> [What is needed]: Look below and pull out each line with the word "stages".

> [Data section]:

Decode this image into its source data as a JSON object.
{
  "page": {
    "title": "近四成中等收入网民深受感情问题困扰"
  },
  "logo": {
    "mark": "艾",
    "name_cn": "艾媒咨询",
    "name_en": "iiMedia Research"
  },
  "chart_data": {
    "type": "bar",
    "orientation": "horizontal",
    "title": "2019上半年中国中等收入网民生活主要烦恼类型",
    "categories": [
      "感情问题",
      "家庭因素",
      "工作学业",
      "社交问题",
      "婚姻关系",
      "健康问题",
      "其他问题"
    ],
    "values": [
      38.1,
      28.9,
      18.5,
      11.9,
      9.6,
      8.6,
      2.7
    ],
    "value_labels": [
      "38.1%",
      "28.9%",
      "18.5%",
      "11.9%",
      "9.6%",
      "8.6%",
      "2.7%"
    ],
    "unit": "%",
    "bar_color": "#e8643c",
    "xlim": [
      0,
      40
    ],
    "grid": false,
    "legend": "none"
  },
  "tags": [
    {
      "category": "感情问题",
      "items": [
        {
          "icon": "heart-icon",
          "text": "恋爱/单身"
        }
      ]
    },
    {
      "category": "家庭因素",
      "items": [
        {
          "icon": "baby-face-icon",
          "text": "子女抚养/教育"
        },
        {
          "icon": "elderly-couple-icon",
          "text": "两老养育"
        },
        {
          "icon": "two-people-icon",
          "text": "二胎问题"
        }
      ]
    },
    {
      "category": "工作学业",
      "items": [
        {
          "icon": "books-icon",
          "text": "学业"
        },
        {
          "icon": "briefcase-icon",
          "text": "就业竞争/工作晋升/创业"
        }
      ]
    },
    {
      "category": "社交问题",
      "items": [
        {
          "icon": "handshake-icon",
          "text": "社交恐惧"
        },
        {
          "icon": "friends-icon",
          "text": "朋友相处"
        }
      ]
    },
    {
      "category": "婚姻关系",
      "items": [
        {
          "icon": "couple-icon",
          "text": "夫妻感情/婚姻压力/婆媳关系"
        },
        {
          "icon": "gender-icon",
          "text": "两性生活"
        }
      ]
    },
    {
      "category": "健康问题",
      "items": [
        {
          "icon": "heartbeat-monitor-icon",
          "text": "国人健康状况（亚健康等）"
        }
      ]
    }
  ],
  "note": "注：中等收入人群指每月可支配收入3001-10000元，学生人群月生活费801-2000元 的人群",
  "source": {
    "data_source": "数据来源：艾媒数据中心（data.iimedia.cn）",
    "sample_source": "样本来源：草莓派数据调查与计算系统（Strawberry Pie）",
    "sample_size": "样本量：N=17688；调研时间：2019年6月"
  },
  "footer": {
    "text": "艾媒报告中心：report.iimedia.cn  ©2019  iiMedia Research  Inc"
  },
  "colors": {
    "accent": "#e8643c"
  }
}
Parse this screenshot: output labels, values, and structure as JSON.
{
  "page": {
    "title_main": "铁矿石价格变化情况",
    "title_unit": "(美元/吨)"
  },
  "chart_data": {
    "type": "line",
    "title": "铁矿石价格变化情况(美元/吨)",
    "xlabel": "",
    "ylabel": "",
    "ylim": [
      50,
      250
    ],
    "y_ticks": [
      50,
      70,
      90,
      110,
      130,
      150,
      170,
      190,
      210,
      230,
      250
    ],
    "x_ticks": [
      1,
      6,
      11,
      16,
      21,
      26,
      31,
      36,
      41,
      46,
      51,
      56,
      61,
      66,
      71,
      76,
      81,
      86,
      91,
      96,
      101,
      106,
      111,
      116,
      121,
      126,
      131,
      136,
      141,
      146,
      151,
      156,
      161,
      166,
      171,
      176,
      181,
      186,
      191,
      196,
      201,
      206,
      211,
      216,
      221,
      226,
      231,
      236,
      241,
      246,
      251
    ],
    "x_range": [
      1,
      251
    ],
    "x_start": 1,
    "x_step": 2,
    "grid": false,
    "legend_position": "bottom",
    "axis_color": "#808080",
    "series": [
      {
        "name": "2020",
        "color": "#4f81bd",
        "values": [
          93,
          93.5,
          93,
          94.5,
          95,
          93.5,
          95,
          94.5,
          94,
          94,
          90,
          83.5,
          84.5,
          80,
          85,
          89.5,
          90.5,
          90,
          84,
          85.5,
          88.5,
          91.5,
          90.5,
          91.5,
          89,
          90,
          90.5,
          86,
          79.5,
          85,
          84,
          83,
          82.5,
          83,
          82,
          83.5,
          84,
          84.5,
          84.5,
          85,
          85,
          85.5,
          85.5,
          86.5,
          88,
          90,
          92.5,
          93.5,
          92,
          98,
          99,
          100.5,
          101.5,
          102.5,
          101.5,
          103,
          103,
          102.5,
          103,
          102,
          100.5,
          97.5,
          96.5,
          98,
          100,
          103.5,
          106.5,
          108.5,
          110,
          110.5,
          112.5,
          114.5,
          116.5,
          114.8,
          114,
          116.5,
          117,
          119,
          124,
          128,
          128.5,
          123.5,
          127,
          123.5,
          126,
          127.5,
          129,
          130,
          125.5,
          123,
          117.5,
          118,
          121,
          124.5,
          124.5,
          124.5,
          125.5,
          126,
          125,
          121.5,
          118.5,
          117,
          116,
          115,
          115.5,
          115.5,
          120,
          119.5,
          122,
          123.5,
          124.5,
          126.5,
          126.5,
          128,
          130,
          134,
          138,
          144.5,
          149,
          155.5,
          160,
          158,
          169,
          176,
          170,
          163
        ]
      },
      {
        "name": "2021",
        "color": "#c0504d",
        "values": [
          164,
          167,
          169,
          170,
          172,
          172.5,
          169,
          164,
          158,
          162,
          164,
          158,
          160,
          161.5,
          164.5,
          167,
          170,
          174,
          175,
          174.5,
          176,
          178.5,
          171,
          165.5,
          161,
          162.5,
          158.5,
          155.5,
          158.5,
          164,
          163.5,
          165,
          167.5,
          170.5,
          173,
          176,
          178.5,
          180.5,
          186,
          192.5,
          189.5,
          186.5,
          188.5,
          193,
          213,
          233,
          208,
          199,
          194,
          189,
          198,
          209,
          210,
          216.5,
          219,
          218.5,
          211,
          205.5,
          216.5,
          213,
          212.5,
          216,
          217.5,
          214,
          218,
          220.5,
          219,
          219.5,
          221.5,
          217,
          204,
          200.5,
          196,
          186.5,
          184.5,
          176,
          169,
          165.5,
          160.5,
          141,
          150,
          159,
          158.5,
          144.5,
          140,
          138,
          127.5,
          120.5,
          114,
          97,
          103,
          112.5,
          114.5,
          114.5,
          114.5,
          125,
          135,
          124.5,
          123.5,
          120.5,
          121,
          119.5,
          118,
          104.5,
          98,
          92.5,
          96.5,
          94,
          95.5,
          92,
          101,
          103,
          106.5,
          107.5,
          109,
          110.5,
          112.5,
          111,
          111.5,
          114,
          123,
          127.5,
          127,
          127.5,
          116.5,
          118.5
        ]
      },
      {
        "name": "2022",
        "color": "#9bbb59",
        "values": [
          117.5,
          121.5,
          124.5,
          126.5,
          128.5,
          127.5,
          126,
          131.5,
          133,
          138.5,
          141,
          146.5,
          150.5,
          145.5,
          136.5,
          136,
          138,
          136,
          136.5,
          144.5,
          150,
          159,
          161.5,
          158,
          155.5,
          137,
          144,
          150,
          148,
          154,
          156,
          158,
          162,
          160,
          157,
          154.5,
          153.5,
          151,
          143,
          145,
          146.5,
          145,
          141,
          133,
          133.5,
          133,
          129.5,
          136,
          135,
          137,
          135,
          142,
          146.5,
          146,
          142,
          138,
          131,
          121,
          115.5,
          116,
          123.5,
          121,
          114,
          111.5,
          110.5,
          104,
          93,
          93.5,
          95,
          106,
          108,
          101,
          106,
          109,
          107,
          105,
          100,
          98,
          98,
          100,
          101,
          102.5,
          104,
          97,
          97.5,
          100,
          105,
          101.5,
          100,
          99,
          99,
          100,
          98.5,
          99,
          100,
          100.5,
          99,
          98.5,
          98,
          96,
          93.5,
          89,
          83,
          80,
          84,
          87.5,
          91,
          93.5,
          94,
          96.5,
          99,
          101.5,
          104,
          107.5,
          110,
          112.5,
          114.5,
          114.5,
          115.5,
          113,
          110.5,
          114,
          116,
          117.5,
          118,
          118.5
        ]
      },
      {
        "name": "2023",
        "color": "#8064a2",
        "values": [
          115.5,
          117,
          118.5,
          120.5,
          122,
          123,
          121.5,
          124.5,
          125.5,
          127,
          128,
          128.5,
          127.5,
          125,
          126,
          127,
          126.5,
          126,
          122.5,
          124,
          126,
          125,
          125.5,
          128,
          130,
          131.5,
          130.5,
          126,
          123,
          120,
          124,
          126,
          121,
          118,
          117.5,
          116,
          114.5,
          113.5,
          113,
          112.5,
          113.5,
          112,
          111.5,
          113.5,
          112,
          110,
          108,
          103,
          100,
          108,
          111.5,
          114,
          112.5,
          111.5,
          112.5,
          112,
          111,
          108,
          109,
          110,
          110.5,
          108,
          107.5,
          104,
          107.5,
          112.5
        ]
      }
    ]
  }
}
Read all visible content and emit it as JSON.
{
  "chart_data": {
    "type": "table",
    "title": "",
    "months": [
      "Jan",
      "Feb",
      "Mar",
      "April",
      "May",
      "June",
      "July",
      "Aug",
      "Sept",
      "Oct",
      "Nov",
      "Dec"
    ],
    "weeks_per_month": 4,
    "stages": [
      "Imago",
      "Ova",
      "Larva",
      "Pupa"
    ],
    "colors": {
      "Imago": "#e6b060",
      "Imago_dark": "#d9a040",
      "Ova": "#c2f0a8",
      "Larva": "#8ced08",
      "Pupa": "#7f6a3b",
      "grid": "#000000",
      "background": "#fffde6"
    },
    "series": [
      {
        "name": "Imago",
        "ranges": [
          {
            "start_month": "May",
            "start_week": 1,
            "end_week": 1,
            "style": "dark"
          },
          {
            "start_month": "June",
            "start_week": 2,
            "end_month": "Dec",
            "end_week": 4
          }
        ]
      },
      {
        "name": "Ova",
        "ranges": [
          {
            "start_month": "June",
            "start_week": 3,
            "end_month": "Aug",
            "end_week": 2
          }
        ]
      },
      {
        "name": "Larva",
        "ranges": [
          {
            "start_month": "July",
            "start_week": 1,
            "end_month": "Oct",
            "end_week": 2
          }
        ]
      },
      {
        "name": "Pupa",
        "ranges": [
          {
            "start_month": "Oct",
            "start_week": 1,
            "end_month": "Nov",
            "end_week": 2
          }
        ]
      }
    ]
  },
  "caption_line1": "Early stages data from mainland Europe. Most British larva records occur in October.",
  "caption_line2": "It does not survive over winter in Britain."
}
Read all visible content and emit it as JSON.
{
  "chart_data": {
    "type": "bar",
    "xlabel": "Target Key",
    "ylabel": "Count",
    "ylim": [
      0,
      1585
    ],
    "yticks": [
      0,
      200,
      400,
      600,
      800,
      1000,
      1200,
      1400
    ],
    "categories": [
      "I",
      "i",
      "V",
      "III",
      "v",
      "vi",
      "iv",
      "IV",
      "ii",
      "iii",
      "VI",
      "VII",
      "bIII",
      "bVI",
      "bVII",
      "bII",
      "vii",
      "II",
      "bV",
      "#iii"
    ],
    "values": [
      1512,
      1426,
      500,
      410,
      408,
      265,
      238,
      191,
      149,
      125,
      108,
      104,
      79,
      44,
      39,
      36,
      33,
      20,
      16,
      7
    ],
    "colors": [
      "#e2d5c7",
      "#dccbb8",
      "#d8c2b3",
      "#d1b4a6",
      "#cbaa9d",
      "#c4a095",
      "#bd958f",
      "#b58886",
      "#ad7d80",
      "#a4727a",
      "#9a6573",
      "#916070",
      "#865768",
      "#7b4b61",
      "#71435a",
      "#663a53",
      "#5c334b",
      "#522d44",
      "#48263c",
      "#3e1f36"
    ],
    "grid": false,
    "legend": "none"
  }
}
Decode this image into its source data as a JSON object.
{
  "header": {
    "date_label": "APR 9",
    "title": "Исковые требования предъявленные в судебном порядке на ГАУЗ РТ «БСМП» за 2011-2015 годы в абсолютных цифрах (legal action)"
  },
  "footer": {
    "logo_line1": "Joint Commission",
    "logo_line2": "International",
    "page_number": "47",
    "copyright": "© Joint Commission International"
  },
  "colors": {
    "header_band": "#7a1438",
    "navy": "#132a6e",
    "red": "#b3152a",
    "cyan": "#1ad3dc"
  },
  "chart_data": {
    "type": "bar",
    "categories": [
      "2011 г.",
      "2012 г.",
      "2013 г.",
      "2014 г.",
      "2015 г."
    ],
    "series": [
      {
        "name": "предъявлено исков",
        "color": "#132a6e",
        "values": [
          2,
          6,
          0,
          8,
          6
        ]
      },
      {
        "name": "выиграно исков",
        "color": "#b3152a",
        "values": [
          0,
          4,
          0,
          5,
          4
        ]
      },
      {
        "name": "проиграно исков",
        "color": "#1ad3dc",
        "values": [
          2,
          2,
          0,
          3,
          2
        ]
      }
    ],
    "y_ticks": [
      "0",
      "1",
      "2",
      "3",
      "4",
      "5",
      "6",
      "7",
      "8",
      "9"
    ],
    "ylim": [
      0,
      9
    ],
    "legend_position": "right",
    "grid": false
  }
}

> [Exercise solution]:
    "stages": [
  "caption_line1": "Early stages data from mainland Europe. Most British larva records occur in October.",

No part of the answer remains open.